Exercise instructions: Work through the material below line by line and say how many lines include the word "Добавить". Only the number, please.
* BEGIN Excerpted records *
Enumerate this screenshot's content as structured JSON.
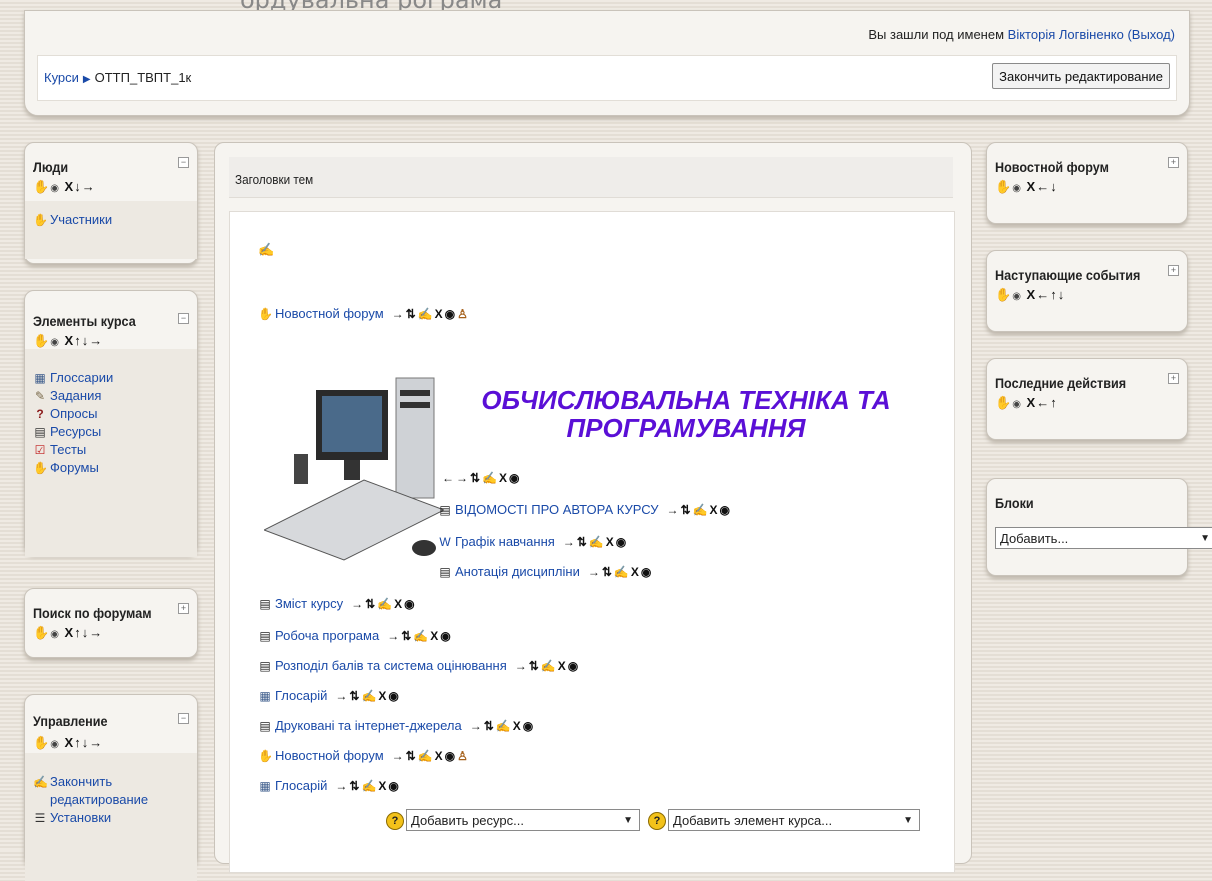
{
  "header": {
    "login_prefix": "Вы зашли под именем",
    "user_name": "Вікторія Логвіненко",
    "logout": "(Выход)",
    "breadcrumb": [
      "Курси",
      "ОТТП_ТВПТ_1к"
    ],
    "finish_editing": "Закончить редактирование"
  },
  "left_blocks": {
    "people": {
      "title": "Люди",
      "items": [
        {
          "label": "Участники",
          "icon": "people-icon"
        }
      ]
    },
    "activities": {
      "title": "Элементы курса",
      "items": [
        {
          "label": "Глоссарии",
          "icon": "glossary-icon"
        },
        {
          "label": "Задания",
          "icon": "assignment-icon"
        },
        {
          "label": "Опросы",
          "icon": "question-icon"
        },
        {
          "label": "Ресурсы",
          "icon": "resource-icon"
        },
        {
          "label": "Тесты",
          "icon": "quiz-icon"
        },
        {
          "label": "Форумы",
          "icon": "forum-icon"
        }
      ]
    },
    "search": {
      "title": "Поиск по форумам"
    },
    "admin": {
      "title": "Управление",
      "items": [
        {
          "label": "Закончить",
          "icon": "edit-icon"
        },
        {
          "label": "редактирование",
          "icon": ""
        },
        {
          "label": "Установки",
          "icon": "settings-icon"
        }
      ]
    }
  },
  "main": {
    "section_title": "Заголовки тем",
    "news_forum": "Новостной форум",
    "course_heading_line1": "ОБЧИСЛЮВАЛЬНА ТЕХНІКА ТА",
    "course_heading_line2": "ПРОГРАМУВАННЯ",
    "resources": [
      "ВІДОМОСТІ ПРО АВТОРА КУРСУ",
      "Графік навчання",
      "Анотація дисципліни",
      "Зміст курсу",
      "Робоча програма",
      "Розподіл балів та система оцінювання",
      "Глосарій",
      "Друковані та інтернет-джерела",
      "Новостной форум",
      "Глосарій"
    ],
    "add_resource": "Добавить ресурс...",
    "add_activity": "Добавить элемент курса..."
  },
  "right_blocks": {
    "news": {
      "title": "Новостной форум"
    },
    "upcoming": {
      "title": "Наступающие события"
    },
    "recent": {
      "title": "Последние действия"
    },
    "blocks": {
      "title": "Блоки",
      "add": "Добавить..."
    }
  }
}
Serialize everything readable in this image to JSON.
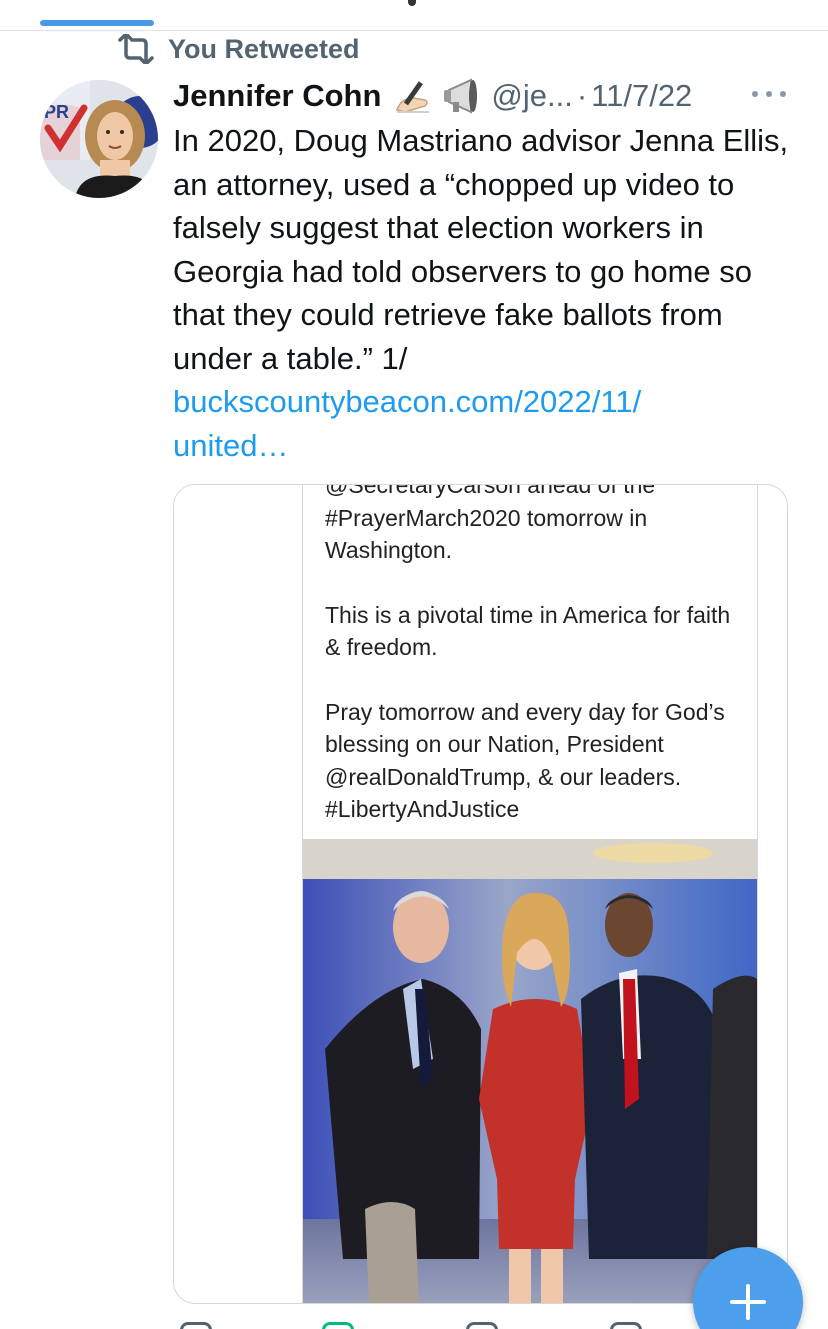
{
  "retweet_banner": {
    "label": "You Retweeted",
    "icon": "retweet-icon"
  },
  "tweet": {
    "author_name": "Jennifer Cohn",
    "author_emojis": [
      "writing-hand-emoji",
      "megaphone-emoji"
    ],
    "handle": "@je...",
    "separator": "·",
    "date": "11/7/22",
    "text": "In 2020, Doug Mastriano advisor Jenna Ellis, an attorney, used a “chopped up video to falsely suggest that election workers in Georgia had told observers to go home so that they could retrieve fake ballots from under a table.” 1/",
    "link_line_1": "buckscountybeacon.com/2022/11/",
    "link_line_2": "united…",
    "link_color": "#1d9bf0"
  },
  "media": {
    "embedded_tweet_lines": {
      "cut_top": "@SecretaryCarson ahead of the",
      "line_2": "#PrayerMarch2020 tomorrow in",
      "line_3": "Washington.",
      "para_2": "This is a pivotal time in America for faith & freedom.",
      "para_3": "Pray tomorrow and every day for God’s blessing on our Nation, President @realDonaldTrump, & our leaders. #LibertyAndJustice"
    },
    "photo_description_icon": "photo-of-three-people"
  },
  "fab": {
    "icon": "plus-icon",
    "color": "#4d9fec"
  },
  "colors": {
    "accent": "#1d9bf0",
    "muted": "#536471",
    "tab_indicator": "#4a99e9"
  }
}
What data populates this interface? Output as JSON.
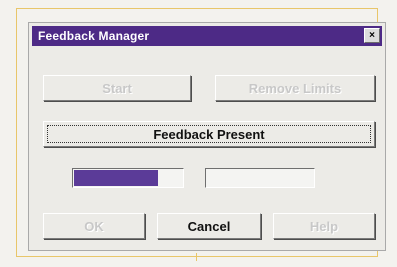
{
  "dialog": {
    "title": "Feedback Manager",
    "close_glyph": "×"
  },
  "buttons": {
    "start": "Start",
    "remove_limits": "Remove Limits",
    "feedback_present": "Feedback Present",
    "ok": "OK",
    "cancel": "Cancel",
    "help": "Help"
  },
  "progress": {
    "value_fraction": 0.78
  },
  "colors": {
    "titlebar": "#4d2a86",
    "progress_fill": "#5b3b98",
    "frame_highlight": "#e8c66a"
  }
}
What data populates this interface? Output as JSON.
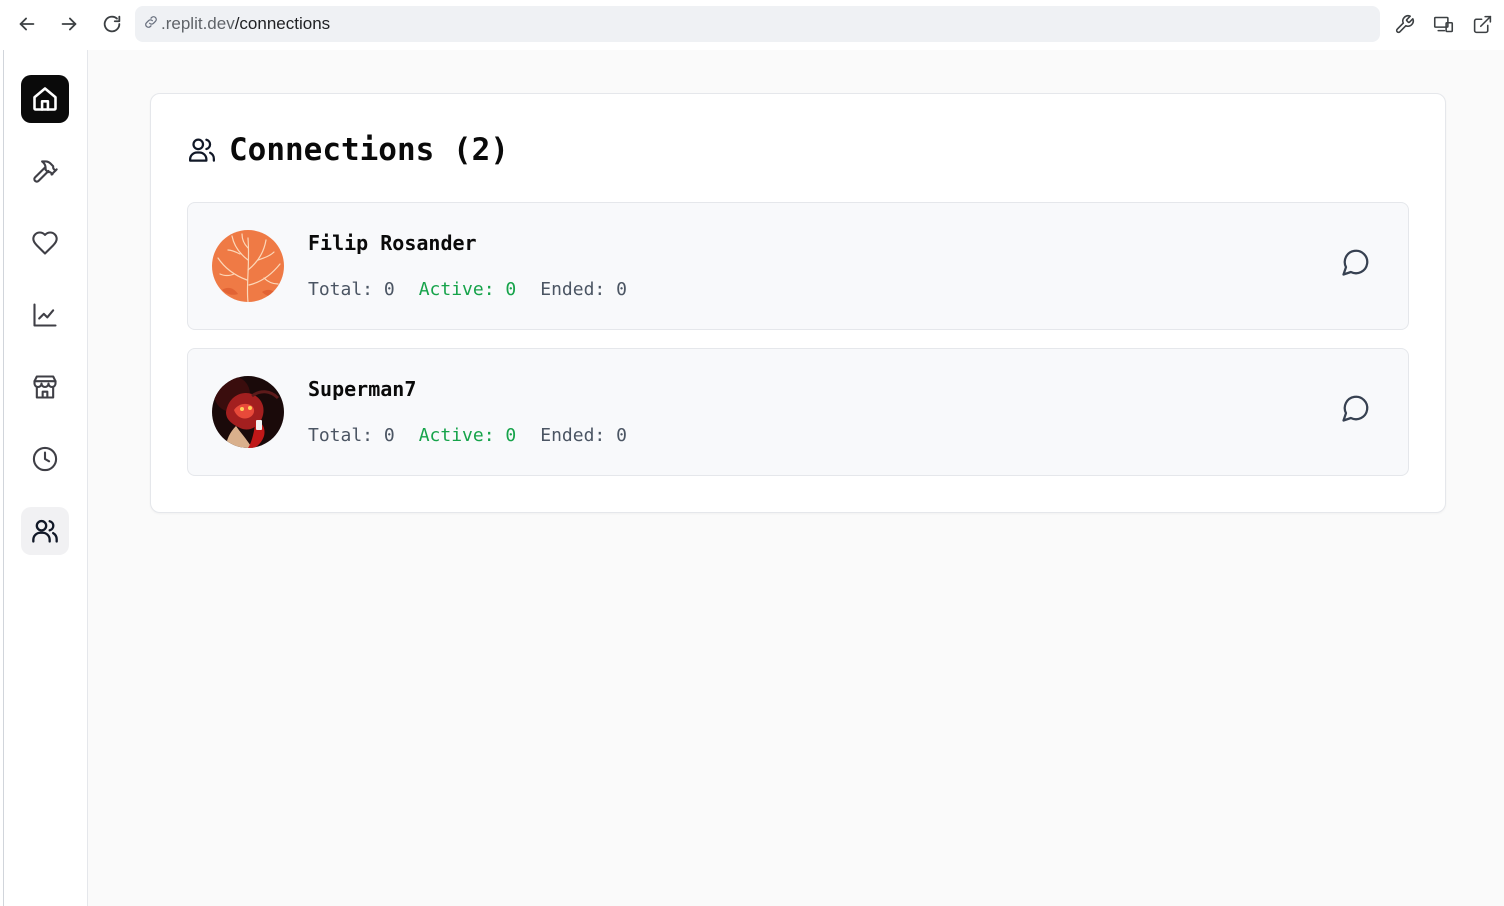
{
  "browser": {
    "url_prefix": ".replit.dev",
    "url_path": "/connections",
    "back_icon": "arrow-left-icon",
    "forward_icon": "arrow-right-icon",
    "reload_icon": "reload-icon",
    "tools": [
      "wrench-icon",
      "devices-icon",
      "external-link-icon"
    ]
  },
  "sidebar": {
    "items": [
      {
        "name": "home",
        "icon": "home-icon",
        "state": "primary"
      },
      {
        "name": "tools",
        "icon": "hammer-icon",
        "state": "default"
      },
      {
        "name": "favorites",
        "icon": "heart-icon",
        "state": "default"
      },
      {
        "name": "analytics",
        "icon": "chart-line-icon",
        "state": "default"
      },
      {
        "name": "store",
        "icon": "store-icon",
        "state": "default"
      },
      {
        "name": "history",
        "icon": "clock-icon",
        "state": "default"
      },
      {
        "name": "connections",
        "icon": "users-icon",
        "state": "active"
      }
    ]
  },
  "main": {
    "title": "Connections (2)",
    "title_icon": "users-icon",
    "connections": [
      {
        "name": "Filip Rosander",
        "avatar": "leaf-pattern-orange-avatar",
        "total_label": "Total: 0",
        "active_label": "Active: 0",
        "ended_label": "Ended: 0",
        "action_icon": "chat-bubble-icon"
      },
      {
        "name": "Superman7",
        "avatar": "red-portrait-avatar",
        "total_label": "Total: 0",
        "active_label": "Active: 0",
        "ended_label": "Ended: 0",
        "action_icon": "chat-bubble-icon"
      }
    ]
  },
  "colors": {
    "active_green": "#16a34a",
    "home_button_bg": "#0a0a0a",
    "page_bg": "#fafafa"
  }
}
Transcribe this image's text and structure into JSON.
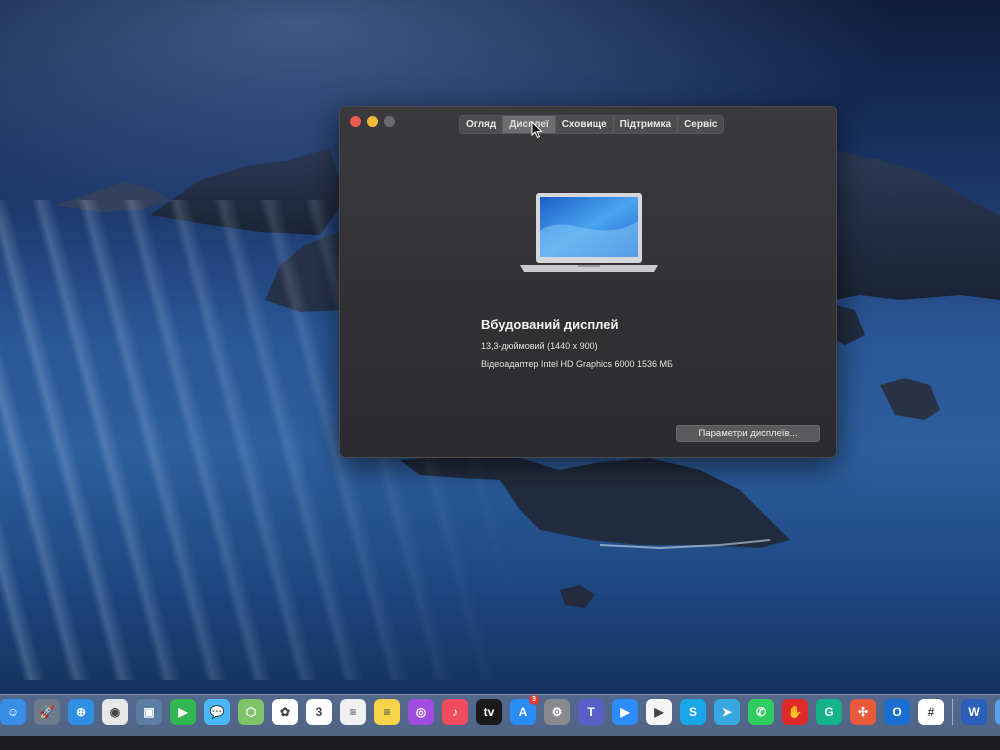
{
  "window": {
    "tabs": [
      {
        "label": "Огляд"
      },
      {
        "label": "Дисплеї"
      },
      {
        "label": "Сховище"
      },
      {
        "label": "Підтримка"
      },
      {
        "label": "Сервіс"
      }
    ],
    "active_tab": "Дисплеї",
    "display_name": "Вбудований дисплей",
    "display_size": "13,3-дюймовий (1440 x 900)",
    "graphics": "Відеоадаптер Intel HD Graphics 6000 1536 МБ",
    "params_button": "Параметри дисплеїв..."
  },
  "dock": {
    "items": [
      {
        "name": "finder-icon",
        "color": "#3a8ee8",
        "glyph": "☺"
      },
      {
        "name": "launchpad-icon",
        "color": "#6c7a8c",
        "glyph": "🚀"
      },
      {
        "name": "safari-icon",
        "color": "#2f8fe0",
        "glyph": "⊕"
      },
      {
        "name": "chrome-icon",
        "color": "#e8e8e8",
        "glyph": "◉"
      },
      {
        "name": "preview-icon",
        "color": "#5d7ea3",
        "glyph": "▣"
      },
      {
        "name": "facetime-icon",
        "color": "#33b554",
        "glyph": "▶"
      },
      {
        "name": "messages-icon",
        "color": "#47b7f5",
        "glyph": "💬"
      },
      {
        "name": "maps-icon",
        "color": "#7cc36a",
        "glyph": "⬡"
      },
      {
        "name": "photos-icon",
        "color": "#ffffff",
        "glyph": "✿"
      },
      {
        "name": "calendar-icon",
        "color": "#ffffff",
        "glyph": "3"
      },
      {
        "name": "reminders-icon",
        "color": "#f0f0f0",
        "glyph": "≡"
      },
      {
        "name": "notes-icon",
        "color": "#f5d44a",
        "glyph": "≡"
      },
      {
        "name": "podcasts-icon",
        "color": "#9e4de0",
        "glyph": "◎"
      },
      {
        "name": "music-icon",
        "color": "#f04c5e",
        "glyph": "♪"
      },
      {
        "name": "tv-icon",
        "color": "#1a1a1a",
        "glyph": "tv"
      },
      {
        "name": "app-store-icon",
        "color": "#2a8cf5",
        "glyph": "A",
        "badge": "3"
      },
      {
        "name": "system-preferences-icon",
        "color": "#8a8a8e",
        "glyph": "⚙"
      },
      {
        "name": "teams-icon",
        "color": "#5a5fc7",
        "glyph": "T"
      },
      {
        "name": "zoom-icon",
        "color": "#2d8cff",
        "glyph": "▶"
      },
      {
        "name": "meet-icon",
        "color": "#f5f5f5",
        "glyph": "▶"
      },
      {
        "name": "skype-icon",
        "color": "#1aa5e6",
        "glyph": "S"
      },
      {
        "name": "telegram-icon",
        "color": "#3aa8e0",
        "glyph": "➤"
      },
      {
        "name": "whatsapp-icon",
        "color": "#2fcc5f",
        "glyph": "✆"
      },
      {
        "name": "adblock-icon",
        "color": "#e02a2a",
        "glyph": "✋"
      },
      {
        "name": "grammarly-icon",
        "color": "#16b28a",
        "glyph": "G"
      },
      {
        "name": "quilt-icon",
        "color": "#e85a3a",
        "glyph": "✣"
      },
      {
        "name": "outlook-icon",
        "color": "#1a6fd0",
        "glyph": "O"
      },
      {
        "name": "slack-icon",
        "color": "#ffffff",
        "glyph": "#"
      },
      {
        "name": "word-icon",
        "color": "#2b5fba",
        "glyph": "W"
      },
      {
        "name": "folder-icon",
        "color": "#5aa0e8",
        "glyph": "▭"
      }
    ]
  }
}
* END Excerpted records *
Task output: 3